Altri membri della numerosa famiglia Perlow rimasero a Fiume. Si veda anche la voce “Perlow” sul sito di Federico Falk.

La loro storia si intreccia con quella di tre bambini, Tatiana e Andra Bucci e Sergio De Simone. Il destino di quest’ultimo fu davvero tragico dato che fu vittima del massacro di Bullenhuser Damm. Sulla vicenda si vedano, tra le altre cose, il libro di Titti Marrone, Meglio non sapere, e il documentario della RAI.

 

Schema delle famiglie Perlow – De Simone – Braun – Bucci

 

 

Erano vicentine altre due donne uccise nella Shoah: Carlotta Cantoni e Margherita Luzzatto.

Margherita nacque a Vicenza il 25.07.1878, figlia di Gerolamo e Adele Rabbeno . Si sposò con Michelangelo Boehm con cui andò a vivere a Milano, in via De Amicis 45. Fu arrestata a Tirano (SO) il 13.12.1943. Detenuta nel carcere di Sondrio e in quello di Como, fu portata al campo di Fossoli da dove fu deportata il 22.02.1944, con il convoglio 8, verso Auschwitz. Fu uccisa all’arrivo ad Auschwitz il 26.02.1944.

Anche il marito Michelangelo Bohm, nato a Treviso il 25.12.1867, figlio di Benedetto e Luigia Polacco, fu arrestato a Tirano (SO) il 10.12.1943. Detenuto nelle carceri di Sondrio, Como e Milano fu deportato il 30.01.1944 ad Auschwitz, con lo stesso convoglio degli ebrei internati a Tonezza del Cimone.

Michelangelo Bohm, ingegnere del gas, aveva ottenuto incarichi importanti per l’approvvigionamento dell’esercito durante la prima guerra mondiale. Docente della Facoltà di Ingegneria al Politecnico di Milano, dove un’aula porta ancora oggi il suo nome, divenne Presidente dell’Unione Internazionale dell’Industria del Gas. Il 27 ottobre 1935 la Presidenza del Consiglio dei Ministri lo nomi­nò Grande Ufficiale dell’Ordine della Corona d’Italia, ma con l’av­vento delle leggi antiebraiche, il 26 febbraio 1940 fu radiato dall’Albo degli Ingegneri cui era iscritto dal 18 maggio 1928 e dall’elenco dei soci del Sindacato di Milano, di cui era membro dal 16 dicembre del 1926.

Due dei suoi tre figli si rifugiarono in Svizzera, ma né lui né la moglie vollero saperne di fuggire, di cambiare nome e residenza: “Che cosa volete che facciano a me che sono vecchio e che non ho mai fatto nulla di male?”, soleva rispondere al figlio maggiore. Per salvarsi dai bombardamenti che imperversavano su Milano, i coniugi Bohm sfolla­rono a Maggio in Valsassina, nella loro residenza di campagna. L’8 dicembre 1943, qual­cuno li avvertì che i Carabinieri il giorno successivo sarebbero andati ad arrestarli: co­sì, dal 9 al 13 dicembre furono ospitati dalla coraggiosa famiglia Cima a Lecco, nonostante la loro casa, al piano terreno, fosse la sede di un comando tedesco. I due Bohm partirono finalmente per Tirano, con l’intenzione di fuggire nella vicina Sviz­zera. Probabilmente traditi, vennero arrestati dalla Milizia Confinaria all’Albergo Pe­trogalli. Vi trascorsero quattro giorni: furono perquisiti e spogliati di tutto.

### OBIETTIVO 1
Estrai dal testo sulle vittime della Shoah il passo da "Margherita nacque a" fino a "Auschwitz il 26.02.1944." compreso.
### OBIETTIVO 2
Secondo il testo sulle vittime della Shoah, in quale data Michelangelo Bohm fu radiato dall'Albo degli Ingegneri?
### OBIETTIVO 3
Prosegui il testo sulle vittime della Shoah dal punto in cui si interrompe.
Il materiale seguente è distinto dal testo sulle vittime della Shoah.

### MATERIALE DEL DATASET
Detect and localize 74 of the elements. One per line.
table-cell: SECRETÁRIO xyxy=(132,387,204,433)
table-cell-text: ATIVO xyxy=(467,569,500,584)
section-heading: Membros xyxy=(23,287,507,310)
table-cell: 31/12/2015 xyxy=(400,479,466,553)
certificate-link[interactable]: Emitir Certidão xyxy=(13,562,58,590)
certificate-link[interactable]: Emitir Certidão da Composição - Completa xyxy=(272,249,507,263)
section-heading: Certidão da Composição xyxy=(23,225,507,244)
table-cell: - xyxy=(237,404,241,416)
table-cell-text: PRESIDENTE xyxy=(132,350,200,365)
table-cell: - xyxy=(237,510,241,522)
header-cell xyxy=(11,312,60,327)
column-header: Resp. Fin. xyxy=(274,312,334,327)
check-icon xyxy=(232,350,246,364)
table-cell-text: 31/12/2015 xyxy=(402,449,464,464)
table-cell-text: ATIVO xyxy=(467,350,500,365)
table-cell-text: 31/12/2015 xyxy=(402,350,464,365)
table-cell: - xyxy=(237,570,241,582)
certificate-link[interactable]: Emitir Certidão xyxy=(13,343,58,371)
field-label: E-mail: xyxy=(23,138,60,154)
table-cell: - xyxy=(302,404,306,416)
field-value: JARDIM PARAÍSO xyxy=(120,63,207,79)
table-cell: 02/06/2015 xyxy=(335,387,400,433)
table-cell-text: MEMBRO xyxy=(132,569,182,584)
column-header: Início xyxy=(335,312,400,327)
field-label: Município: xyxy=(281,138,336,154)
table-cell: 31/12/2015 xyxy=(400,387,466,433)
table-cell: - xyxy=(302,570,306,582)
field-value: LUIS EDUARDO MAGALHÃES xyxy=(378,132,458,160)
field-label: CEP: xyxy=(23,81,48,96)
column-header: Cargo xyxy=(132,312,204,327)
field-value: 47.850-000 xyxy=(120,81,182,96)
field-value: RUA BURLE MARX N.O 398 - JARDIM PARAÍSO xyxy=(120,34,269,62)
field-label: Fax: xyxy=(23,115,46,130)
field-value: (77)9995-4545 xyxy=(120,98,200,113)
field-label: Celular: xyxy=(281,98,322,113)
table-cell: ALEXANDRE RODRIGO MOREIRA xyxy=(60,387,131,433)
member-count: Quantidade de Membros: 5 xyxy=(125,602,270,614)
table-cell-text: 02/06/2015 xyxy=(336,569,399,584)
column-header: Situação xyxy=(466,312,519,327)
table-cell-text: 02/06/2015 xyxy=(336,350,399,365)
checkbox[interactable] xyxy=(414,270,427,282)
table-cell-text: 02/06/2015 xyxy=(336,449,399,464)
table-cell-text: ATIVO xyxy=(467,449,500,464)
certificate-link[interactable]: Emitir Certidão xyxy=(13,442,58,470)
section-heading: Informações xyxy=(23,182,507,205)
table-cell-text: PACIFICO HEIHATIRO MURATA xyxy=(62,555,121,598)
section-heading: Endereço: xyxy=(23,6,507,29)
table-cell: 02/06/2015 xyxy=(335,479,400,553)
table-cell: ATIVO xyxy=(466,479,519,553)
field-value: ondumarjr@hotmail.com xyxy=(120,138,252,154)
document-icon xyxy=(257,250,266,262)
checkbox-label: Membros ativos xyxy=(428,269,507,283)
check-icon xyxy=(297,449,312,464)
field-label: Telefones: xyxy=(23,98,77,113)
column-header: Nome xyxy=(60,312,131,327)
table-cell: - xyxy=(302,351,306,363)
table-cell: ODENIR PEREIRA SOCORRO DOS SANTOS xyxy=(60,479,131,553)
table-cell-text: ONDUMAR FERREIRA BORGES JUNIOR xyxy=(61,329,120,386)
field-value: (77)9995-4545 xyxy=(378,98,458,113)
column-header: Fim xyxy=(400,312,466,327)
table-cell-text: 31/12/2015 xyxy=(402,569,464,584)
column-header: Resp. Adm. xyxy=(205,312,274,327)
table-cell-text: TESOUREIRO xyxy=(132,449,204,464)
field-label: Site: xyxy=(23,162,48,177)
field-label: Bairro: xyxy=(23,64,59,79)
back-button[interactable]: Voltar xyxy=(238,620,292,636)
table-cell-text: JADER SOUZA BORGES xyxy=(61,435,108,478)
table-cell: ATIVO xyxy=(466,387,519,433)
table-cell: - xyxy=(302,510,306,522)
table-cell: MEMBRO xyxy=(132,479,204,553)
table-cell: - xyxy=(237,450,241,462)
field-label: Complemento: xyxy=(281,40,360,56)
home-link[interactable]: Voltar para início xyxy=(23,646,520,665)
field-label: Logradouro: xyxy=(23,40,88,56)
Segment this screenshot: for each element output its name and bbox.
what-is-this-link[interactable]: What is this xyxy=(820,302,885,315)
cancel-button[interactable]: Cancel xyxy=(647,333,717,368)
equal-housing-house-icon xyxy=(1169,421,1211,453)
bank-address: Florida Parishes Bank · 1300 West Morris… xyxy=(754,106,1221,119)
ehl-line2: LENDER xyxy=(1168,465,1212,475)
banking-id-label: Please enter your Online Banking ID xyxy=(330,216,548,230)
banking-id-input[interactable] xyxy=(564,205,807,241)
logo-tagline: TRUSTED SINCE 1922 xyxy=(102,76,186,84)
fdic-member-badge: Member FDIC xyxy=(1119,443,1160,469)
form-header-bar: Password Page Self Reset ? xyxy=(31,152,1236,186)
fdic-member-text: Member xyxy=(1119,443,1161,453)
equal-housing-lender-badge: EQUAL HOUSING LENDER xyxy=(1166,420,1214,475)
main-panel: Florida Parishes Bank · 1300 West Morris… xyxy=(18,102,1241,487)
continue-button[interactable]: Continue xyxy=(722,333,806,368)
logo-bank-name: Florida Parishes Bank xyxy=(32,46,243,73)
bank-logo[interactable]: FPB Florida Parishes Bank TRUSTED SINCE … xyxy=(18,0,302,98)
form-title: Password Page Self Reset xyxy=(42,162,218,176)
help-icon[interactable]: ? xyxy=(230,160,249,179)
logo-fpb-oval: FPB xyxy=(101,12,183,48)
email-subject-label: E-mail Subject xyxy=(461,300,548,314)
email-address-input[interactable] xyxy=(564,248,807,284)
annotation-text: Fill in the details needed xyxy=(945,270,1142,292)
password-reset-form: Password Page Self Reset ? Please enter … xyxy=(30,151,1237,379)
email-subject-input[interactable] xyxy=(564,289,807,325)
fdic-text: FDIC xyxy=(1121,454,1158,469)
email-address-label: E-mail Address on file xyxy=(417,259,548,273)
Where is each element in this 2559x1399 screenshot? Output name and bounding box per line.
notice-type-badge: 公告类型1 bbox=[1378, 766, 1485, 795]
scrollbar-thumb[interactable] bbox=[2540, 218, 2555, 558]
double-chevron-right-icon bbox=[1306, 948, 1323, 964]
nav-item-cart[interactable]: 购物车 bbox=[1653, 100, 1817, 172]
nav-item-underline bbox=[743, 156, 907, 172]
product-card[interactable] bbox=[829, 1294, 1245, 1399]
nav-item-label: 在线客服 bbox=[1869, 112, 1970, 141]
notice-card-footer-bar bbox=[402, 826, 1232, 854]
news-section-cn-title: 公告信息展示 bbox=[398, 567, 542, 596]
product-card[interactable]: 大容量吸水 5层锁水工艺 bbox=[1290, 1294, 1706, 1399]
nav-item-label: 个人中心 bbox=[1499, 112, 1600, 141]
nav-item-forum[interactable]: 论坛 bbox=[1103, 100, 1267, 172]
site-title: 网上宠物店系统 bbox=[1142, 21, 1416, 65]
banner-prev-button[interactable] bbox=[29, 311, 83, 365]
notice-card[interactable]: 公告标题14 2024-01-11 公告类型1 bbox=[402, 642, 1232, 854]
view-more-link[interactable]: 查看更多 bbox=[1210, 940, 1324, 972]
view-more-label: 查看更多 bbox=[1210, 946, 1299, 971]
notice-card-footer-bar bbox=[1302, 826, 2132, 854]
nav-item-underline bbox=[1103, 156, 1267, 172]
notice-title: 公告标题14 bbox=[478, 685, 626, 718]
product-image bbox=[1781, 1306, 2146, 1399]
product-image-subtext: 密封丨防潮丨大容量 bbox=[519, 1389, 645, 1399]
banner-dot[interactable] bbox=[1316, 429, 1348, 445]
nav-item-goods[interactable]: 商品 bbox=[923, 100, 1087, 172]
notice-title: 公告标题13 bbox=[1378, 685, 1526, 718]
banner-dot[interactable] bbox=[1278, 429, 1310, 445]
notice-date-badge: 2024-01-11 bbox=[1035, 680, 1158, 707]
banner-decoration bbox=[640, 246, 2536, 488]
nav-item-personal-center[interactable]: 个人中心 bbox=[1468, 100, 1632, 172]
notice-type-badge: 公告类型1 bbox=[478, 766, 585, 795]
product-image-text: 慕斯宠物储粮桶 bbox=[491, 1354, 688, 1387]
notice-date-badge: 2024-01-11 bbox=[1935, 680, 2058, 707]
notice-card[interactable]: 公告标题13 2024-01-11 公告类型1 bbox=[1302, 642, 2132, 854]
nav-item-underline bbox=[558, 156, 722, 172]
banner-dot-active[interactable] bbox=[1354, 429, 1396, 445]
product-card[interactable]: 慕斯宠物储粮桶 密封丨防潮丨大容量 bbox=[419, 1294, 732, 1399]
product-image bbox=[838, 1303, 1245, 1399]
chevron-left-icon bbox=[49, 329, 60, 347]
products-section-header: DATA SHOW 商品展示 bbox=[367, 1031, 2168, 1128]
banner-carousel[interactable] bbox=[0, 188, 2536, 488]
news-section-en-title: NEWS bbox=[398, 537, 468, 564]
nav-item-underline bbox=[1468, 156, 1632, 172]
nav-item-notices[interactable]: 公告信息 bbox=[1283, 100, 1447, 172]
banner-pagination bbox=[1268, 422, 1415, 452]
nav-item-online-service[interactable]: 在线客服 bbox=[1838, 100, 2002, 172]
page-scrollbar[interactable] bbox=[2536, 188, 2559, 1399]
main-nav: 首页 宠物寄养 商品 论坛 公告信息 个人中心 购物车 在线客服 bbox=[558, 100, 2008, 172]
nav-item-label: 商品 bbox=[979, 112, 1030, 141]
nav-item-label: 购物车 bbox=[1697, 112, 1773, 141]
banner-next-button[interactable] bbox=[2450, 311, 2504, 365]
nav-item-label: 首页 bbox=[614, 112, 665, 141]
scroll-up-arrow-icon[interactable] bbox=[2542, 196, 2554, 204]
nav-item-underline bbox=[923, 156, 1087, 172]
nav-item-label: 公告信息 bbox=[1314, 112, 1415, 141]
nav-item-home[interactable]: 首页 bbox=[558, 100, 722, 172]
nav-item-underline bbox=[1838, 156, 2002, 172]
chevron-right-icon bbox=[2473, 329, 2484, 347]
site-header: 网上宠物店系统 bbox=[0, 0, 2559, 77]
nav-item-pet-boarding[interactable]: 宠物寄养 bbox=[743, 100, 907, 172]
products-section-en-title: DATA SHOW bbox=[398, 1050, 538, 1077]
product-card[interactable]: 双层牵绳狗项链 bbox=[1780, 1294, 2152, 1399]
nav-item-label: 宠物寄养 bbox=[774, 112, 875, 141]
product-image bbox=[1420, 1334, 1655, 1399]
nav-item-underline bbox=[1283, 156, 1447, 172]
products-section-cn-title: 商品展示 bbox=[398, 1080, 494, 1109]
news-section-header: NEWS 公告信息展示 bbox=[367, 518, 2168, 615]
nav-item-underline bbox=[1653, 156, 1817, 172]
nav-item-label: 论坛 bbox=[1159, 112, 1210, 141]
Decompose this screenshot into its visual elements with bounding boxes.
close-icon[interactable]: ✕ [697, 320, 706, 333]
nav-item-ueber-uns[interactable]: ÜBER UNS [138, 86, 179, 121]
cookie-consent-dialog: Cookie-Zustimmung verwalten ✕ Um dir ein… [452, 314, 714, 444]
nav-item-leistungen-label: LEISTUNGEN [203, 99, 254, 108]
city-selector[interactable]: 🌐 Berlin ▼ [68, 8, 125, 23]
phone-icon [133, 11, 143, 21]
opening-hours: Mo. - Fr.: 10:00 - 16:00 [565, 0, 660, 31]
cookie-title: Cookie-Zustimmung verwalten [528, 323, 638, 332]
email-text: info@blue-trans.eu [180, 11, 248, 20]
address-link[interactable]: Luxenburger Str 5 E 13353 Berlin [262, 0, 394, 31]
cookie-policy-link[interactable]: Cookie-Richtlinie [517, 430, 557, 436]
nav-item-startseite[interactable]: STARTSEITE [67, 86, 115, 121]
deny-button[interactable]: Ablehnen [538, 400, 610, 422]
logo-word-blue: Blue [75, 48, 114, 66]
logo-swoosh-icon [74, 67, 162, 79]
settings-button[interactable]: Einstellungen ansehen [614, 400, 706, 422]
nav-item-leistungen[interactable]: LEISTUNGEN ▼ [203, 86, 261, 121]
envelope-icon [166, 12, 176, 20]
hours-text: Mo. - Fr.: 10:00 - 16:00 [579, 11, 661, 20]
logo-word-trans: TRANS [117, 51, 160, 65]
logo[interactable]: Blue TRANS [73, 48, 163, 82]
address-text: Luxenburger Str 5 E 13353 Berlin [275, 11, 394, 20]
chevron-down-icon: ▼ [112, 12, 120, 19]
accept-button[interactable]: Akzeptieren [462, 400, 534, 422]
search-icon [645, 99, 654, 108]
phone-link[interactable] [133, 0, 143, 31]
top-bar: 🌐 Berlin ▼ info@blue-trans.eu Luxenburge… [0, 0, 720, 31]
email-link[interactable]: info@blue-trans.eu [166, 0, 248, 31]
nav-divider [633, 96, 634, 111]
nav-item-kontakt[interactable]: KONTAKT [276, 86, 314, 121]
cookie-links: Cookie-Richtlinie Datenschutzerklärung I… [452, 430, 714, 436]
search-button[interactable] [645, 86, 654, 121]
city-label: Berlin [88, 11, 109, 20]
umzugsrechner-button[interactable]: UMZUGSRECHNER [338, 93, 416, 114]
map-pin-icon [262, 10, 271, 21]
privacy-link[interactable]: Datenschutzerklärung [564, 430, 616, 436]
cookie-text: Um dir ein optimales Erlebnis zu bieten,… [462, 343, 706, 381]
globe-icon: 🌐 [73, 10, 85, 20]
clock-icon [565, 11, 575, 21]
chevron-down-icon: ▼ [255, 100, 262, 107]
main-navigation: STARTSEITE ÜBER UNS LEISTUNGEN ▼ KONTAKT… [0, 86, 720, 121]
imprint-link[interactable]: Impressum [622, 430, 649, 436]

### RISULTATO 1
Margherita nacque a Vicenza il 25.07.1878, figlia di Gerolamo e Adele Rabbeno . Si sposò con Michelangelo Boehm con cui andò a vivere a Milano, in via De Amicis 45. Fu arrestata a Tirano (SO) il 13.12.1943. Detenuta nel carcere di Sondrio e in quello di Como, fu portata al campo di Fossoli da dove fu deportata il 22.02.1944, con il convoglio 8, verso Auschwitz. Fu uccisa all’arrivo ad Auschwitz il 26.02.1944.

### RISULTATO 2
Il 26 febbraio 1940.

### RISULTATO 3
“Erano nella camera n. 5 … L’albergo fu circondato dalla milizia … Furono obbligati a portare la loro valigia fino alla caserma dei militi a Tirano”, testimonia la signora Pe­trogalli. Il 17 dicembre entrarono nelle carceri della Pretura di Tirano, come risulta dal registro. Il 4 gennaio arrivarono al carcere Montesanto di Corno e vi restarono fino al 17 gennaio 1944, data in cui l’ingegner Bohm fu liberato per aver superato i 70 anni, confor­memente alle disposizioni del momento. Quello stesso giorno sua moglie Margherita fu trasferita al campo di Fossoli.

Michelangelo, nel frattempo, aveva trovato rifugio nella Casa di Cura Valduce di Corno e aveva tentato di fare liberare la moglie recandosi personalmente dal questore, che in­vece lo fece nuovamente arrestare il 29 gennaio 1944. Trasferito a San Vittore, il 30 gennaio 1944 venne caricato sul treno diretto ad Auschwitz. Dal momento della deportazione tutte le notizie ricostruite dai figli si fondano sulle te­stimonianze dei sopravvissuti: Lisa Dresner e il marito Teodoro Rozaj (prelevati ad Asti il 10 dicembre 1943, ivi detenuti e trasportati poi a San Vittore) il 25 marzo 1947 di­chiararono di aver conosciuto l’ingegner Bohm domenica 30 gennaio alla stazione Centrale e di aver viaggiato sullo stesso carro-bestiame fino al 6 febbraio, quando lo videro caricato su un camion insieme a donne e bambini. Il camion era diretto alle camere a gas.

 

Carlotta Cantoni, nata a Vicenza il 20.12.1883, figlia di Giuseppe e Leoni Virgilia, si sposò con Umberto Silva. Fu arrestata a Venezia il 05.12.1943 da italiani. Detenuta nel carcere di Venezia e nel campo di Fossoli, il 22 febbraio 1944 fu deportata ad Auschwitz, con il convoglio 8, lo stesso di Margherita Luzzatto e Primo Levi. Fu uccisa all’arrivo ad Auschwitz il 26.02.1944.